▸ YOUR INSTRUCTIONS
Using the data below, copy each line that includes the word "asked".

▸ TASK DATA
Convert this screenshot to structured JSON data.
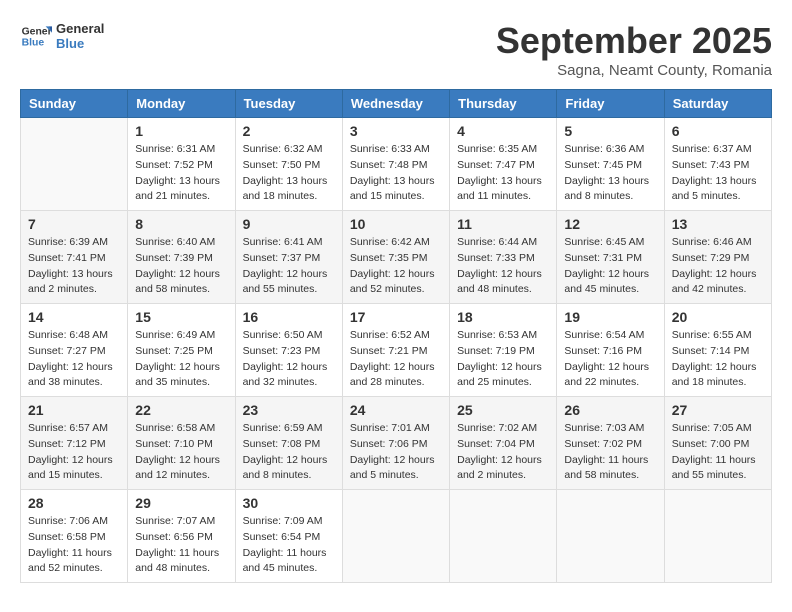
{
  "header": {
    "logo_line1": "General",
    "logo_line2": "Blue",
    "month": "September 2025",
    "location": "Sagna, Neamt County, Romania"
  },
  "weekdays": [
    "Sunday",
    "Monday",
    "Tuesday",
    "Wednesday",
    "Thursday",
    "Friday",
    "Saturday"
  ],
  "weeks": [
    [
      {
        "day": "",
        "sunrise": "",
        "sunset": "",
        "daylight": ""
      },
      {
        "day": "1",
        "sunrise": "Sunrise: 6:31 AM",
        "sunset": "Sunset: 7:52 PM",
        "daylight": "Daylight: 13 hours and 21 minutes."
      },
      {
        "day": "2",
        "sunrise": "Sunrise: 6:32 AM",
        "sunset": "Sunset: 7:50 PM",
        "daylight": "Daylight: 13 hours and 18 minutes."
      },
      {
        "day": "3",
        "sunrise": "Sunrise: 6:33 AM",
        "sunset": "Sunset: 7:48 PM",
        "daylight": "Daylight: 13 hours and 15 minutes."
      },
      {
        "day": "4",
        "sunrise": "Sunrise: 6:35 AM",
        "sunset": "Sunset: 7:47 PM",
        "daylight": "Daylight: 13 hours and 11 minutes."
      },
      {
        "day": "5",
        "sunrise": "Sunrise: 6:36 AM",
        "sunset": "Sunset: 7:45 PM",
        "daylight": "Daylight: 13 hours and 8 minutes."
      },
      {
        "day": "6",
        "sunrise": "Sunrise: 6:37 AM",
        "sunset": "Sunset: 7:43 PM",
        "daylight": "Daylight: 13 hours and 5 minutes."
      }
    ],
    [
      {
        "day": "7",
        "sunrise": "Sunrise: 6:39 AM",
        "sunset": "Sunset: 7:41 PM",
        "daylight": "Daylight: 13 hours and 2 minutes."
      },
      {
        "day": "8",
        "sunrise": "Sunrise: 6:40 AM",
        "sunset": "Sunset: 7:39 PM",
        "daylight": "Daylight: 12 hours and 58 minutes."
      },
      {
        "day": "9",
        "sunrise": "Sunrise: 6:41 AM",
        "sunset": "Sunset: 7:37 PM",
        "daylight": "Daylight: 12 hours and 55 minutes."
      },
      {
        "day": "10",
        "sunrise": "Sunrise: 6:42 AM",
        "sunset": "Sunset: 7:35 PM",
        "daylight": "Daylight: 12 hours and 52 minutes."
      },
      {
        "day": "11",
        "sunrise": "Sunrise: 6:44 AM",
        "sunset": "Sunset: 7:33 PM",
        "daylight": "Daylight: 12 hours and 48 minutes."
      },
      {
        "day": "12",
        "sunrise": "Sunrise: 6:45 AM",
        "sunset": "Sunset: 7:31 PM",
        "daylight": "Daylight: 12 hours and 45 minutes."
      },
      {
        "day": "13",
        "sunrise": "Sunrise: 6:46 AM",
        "sunset": "Sunset: 7:29 PM",
        "daylight": "Daylight: 12 hours and 42 minutes."
      }
    ],
    [
      {
        "day": "14",
        "sunrise": "Sunrise: 6:48 AM",
        "sunset": "Sunset: 7:27 PM",
        "daylight": "Daylight: 12 hours and 38 minutes."
      },
      {
        "day": "15",
        "sunrise": "Sunrise: 6:49 AM",
        "sunset": "Sunset: 7:25 PM",
        "daylight": "Daylight: 12 hours and 35 minutes."
      },
      {
        "day": "16",
        "sunrise": "Sunrise: 6:50 AM",
        "sunset": "Sunset: 7:23 PM",
        "daylight": "Daylight: 12 hours and 32 minutes."
      },
      {
        "day": "17",
        "sunrise": "Sunrise: 6:52 AM",
        "sunset": "Sunset: 7:21 PM",
        "daylight": "Daylight: 12 hours and 28 minutes."
      },
      {
        "day": "18",
        "sunrise": "Sunrise: 6:53 AM",
        "sunset": "Sunset: 7:19 PM",
        "daylight": "Daylight: 12 hours and 25 minutes."
      },
      {
        "day": "19",
        "sunrise": "Sunrise: 6:54 AM",
        "sunset": "Sunset: 7:16 PM",
        "daylight": "Daylight: 12 hours and 22 minutes."
      },
      {
        "day": "20",
        "sunrise": "Sunrise: 6:55 AM",
        "sunset": "Sunset: 7:14 PM",
        "daylight": "Daylight: 12 hours and 18 minutes."
      }
    ],
    [
      {
        "day": "21",
        "sunrise": "Sunrise: 6:57 AM",
        "sunset": "Sunset: 7:12 PM",
        "daylight": "Daylight: 12 hours and 15 minutes."
      },
      {
        "day": "22",
        "sunrise": "Sunrise: 6:58 AM",
        "sunset": "Sunset: 7:10 PM",
        "daylight": "Daylight: 12 hours and 12 minutes."
      },
      {
        "day": "23",
        "sunrise": "Sunrise: 6:59 AM",
        "sunset": "Sunset: 7:08 PM",
        "daylight": "Daylight: 12 hours and 8 minutes."
      },
      {
        "day": "24",
        "sunrise": "Sunrise: 7:01 AM",
        "sunset": "Sunset: 7:06 PM",
        "daylight": "Daylight: 12 hours and 5 minutes."
      },
      {
        "day": "25",
        "sunrise": "Sunrise: 7:02 AM",
        "sunset": "Sunset: 7:04 PM",
        "daylight": "Daylight: 12 hours and 2 minutes."
      },
      {
        "day": "26",
        "sunrise": "Sunrise: 7:03 AM",
        "sunset": "Sunset: 7:02 PM",
        "daylight": "Daylight: 11 hours and 58 minutes."
      },
      {
        "day": "27",
        "sunrise": "Sunrise: 7:05 AM",
        "sunset": "Sunset: 7:00 PM",
        "daylight": "Daylight: 11 hours and 55 minutes."
      }
    ],
    [
      {
        "day": "28",
        "sunrise": "Sunrise: 7:06 AM",
        "sunset": "Sunset: 6:58 PM",
        "daylight": "Daylight: 11 hours and 52 minutes."
      },
      {
        "day": "29",
        "sunrise": "Sunrise: 7:07 AM",
        "sunset": "Sunset: 6:56 PM",
        "daylight": "Daylight: 11 hours and 48 minutes."
      },
      {
        "day": "30",
        "sunrise": "Sunrise: 7:09 AM",
        "sunset": "Sunset: 6:54 PM",
        "daylight": "Daylight: 11 hours and 45 minutes."
      },
      {
        "day": "",
        "sunrise": "",
        "sunset": "",
        "daylight": ""
      },
      {
        "day": "",
        "sunrise": "",
        "sunset": "",
        "daylight": ""
      },
      {
        "day": "",
        "sunrise": "",
        "sunset": "",
        "daylight": ""
      },
      {
        "day": "",
        "sunrise": "",
        "sunset": "",
        "daylight": ""
      }
    ]
  ]
}
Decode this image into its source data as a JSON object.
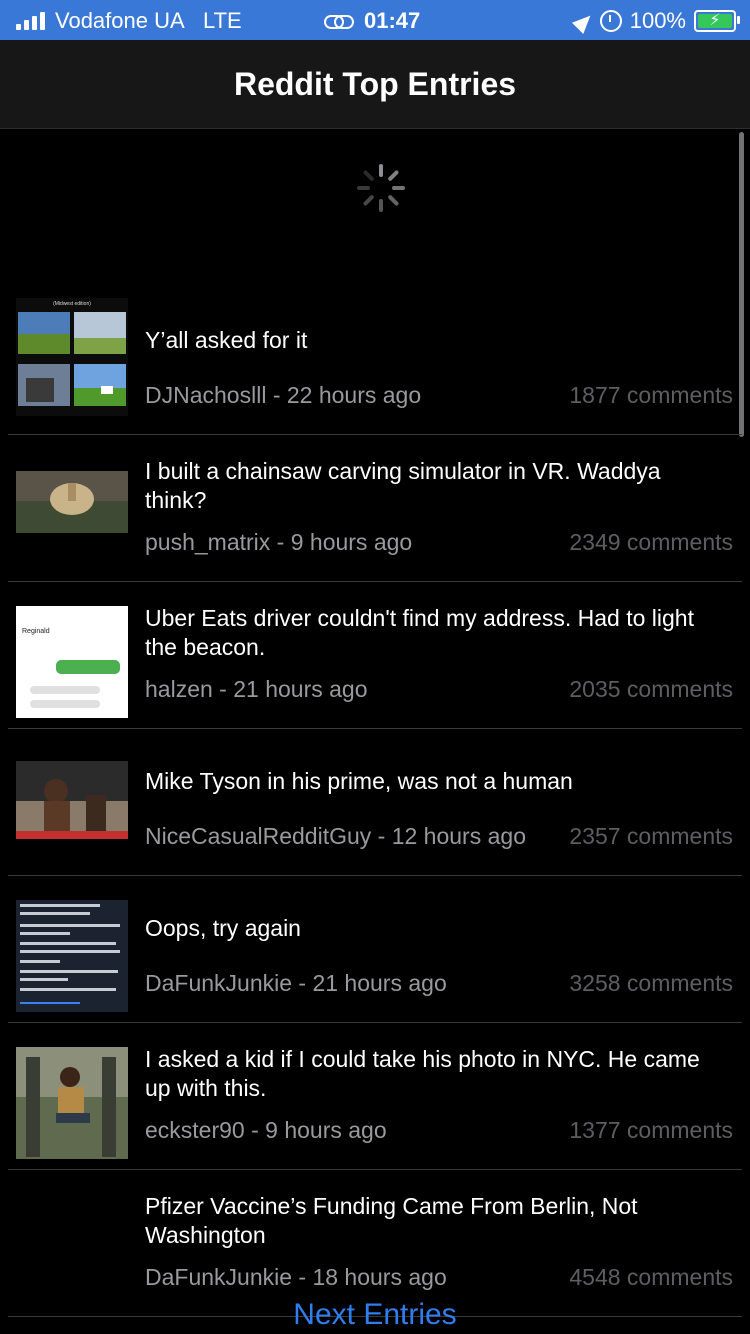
{
  "status_bar": {
    "carrier": "Vodafone UA",
    "network": "LTE",
    "time": "01:47",
    "battery": "100%",
    "icons": [
      "signal-icon",
      "link-icon",
      "location-icon",
      "alarm-icon",
      "battery-charging-icon"
    ]
  },
  "nav": {
    "title": "Reddit Top Entries"
  },
  "entries": [
    {
      "title": "Y’all asked for it",
      "author": "DJNachoslll",
      "time": "22 hours ago",
      "meta": "DJNachoslll - 22 hours ago",
      "comments": "1877 comments",
      "thumb_label": "(Midwest edition)"
    },
    {
      "title": "I built a chainsaw carving simulator in VR. Waddya think?",
      "author": "push_matrix",
      "time": "9 hours ago",
      "meta": "push_matrix - 9 hours ago",
      "comments": "2349 comments"
    },
    {
      "title": "Uber Eats driver couldn't find my address. Had to light the beacon.",
      "author": "halzen",
      "time": "21 hours ago",
      "meta": "halzen - 21 hours ago",
      "comments": "2035 comments",
      "thumb_label": "Reginald"
    },
    {
      "title": "Mike Tyson in his prime, was not a human",
      "author": "NiceCasualRedditGuy",
      "time": "12 hours ago",
      "meta": "NiceCasualRedditGuy - 12 hours ago",
      "comments": "2357 comments"
    },
    {
      "title": "Oops, try again",
      "author": "DaFunkJunkie",
      "time": "21 hours ago",
      "meta": "DaFunkJunkie - 21 hours ago",
      "comments": "3258 comments"
    },
    {
      "title": "I asked a kid if I could take his photo in NYC. He came up with this.",
      "author": "eckster90",
      "time": "9 hours ago",
      "meta": "eckster90 - 9 hours ago",
      "comments": "1377 comments"
    },
    {
      "title": "Pfizer Vaccine’s Funding Came From Berlin, Not Washington",
      "author": "DaFunkJunkie",
      "time": "18 hours ago",
      "meta": "DaFunkJunkie - 18 hours ago",
      "comments": "4548 comments"
    }
  ],
  "footer": {
    "next_label": "Next Entries"
  },
  "colors": {
    "status_bar": "#3a78d8",
    "nav_bg": "#171717",
    "accent": "#2f7ef0",
    "background": "#000000"
  }
}
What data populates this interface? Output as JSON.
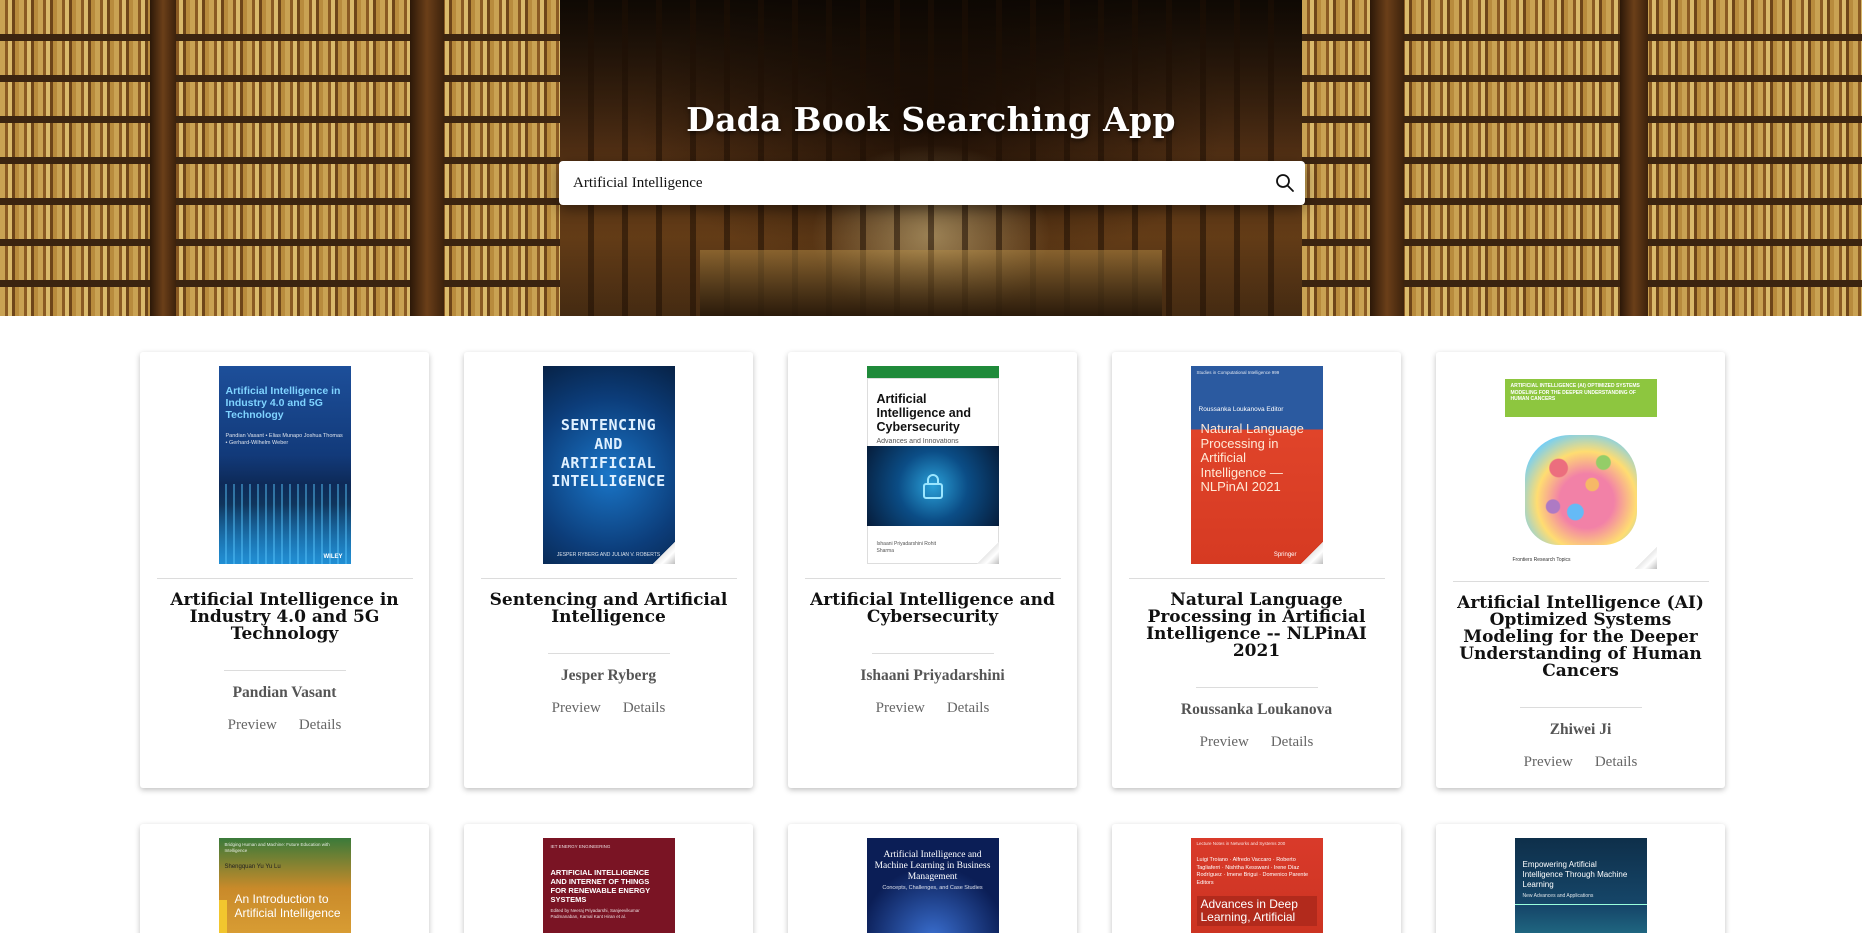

▸ RESULT OF THIS EXERCISE
      "title": "Y’all asked for it",
      "title": "I asked a kid if I could take his photo in NYC. He came up with this.",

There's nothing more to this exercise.